In the material below, find all lines with the string "data" and copy them.

(Raw records)
§
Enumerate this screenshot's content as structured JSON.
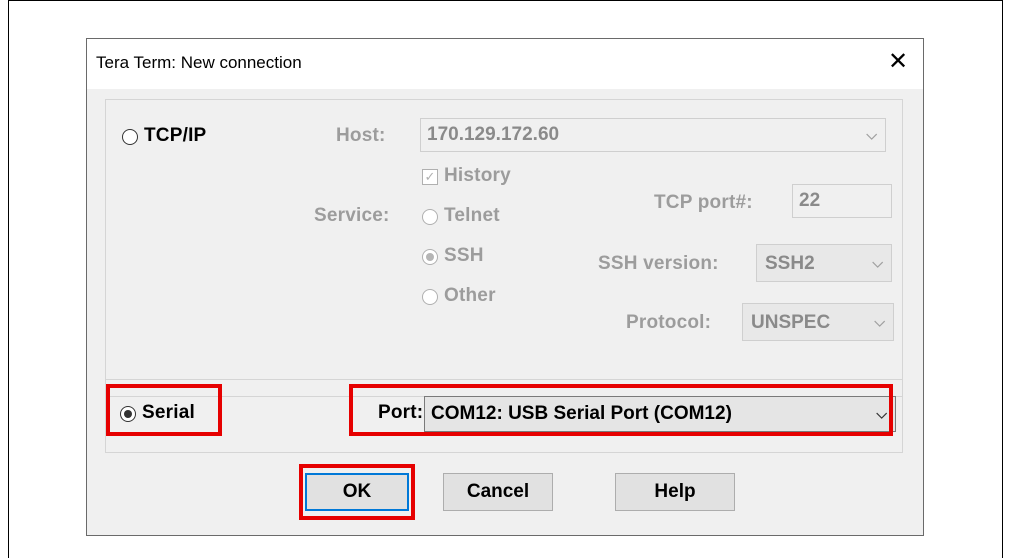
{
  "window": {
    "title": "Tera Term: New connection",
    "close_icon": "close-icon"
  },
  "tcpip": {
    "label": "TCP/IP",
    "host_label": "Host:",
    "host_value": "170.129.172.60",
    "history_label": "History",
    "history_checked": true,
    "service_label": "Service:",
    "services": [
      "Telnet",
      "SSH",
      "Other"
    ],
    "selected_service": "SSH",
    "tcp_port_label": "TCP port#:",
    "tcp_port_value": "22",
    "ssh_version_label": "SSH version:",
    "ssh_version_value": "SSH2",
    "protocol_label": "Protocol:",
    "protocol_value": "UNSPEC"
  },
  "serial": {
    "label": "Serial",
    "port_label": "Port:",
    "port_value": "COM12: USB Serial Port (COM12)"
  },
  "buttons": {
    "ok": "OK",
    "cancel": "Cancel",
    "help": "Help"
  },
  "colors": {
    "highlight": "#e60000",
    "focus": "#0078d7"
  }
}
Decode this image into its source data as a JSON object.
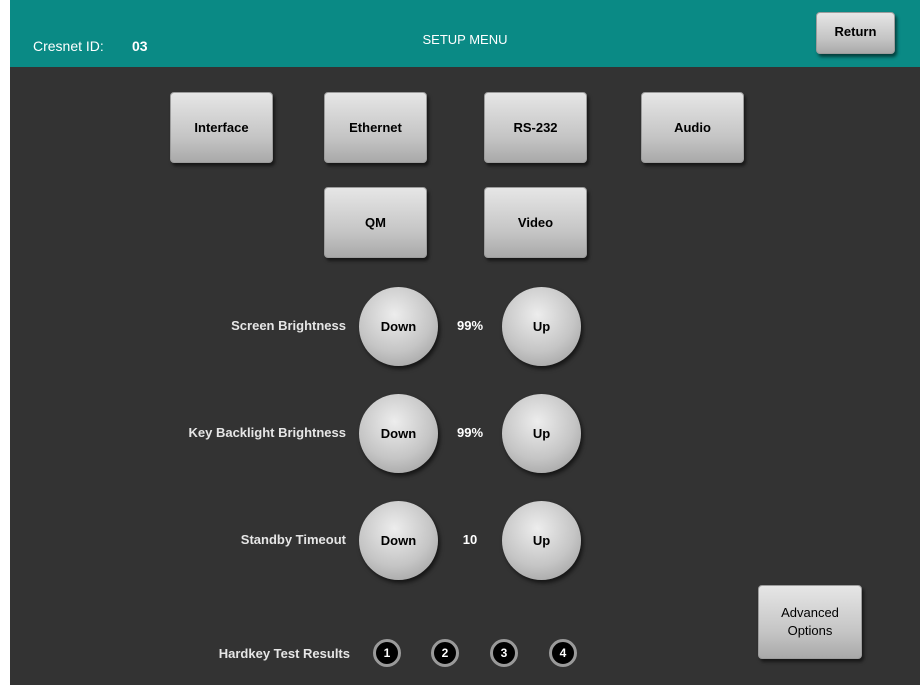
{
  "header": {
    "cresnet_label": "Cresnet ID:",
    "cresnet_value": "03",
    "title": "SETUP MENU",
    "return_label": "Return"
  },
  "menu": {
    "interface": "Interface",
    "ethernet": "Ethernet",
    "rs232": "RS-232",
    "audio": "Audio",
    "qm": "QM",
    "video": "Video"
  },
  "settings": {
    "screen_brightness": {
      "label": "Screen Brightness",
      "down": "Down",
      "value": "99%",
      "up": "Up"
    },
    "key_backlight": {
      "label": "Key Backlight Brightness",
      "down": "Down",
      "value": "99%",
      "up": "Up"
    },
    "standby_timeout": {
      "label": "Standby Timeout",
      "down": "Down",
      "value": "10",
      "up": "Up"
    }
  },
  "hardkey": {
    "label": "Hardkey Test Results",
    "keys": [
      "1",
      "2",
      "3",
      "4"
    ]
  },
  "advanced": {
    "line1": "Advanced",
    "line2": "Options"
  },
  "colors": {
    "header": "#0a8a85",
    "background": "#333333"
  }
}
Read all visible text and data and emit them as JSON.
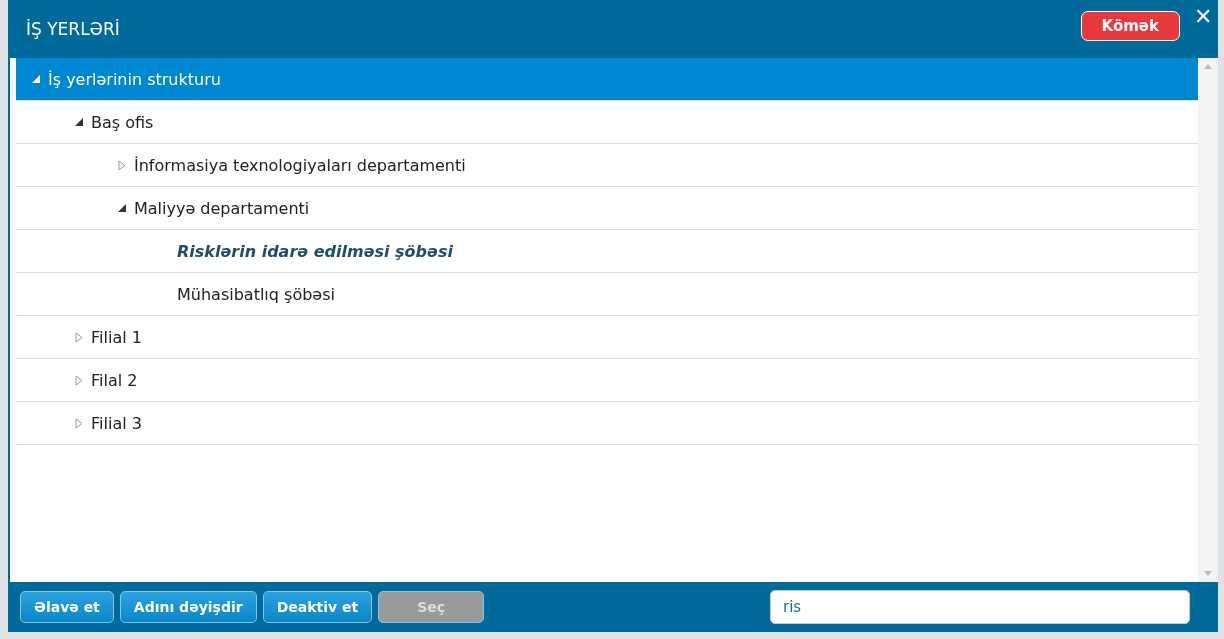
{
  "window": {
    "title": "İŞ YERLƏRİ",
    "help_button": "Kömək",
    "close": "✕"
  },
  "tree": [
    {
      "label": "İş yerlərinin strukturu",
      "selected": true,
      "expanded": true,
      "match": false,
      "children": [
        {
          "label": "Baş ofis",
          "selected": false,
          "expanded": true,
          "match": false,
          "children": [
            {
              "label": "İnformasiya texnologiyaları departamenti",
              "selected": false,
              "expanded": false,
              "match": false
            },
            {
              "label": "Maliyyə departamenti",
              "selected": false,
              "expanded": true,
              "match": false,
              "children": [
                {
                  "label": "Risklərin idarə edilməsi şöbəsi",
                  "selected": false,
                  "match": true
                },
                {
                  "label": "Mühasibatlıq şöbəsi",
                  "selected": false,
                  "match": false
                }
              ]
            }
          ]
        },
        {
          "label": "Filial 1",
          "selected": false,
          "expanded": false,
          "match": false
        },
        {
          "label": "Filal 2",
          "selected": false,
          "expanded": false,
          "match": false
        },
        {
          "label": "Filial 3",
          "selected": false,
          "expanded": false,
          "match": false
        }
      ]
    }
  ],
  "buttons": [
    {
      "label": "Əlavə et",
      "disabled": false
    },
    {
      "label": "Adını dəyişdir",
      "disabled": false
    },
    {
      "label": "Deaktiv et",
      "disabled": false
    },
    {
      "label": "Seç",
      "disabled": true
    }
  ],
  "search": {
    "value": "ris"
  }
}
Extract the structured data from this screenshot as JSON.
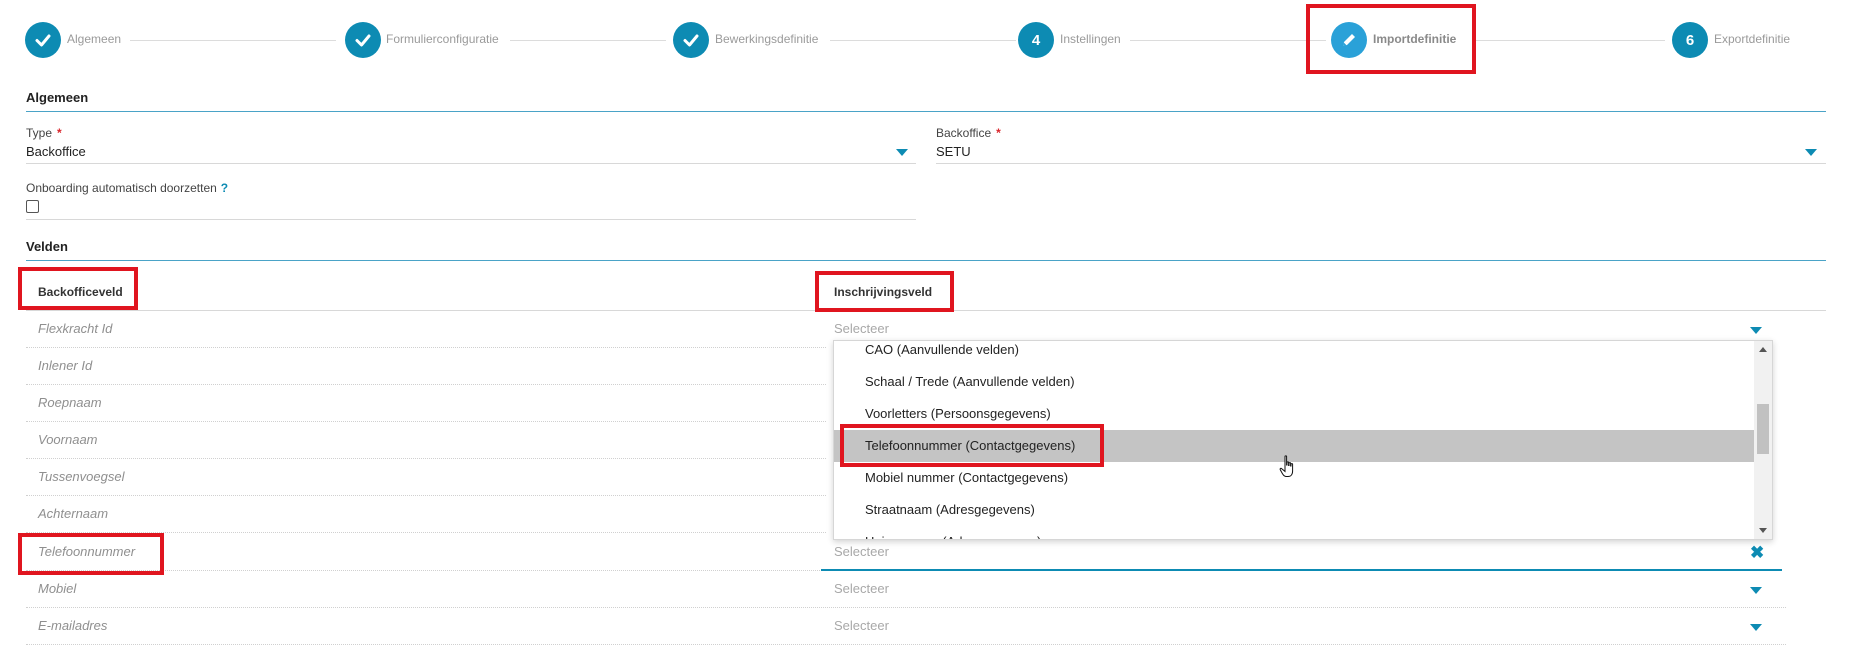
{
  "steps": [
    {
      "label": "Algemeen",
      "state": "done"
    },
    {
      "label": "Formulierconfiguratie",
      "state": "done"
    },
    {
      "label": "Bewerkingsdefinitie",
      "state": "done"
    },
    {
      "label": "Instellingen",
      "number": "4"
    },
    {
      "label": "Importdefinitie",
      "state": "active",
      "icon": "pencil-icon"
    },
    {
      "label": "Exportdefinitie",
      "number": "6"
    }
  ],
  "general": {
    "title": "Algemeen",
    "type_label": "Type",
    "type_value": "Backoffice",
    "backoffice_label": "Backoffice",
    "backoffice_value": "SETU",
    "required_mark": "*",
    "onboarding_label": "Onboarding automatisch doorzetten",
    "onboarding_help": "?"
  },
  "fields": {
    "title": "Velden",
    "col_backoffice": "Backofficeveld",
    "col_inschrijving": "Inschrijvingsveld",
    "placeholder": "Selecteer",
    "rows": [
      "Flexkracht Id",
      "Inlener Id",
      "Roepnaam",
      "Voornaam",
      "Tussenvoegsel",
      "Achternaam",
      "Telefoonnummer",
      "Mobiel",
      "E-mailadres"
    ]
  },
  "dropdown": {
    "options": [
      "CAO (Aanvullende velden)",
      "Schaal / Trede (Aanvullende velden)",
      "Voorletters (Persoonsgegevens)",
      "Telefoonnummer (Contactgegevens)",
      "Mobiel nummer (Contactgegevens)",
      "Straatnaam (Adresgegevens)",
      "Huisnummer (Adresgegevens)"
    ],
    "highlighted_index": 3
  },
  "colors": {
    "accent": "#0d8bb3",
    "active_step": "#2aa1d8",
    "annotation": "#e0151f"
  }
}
§
### TASK OUTPUT
Decode this image into its source data as a JSON object.
Read all visible text and data and emit them as JSON.
Extract the structured data from this screenshot as JSON.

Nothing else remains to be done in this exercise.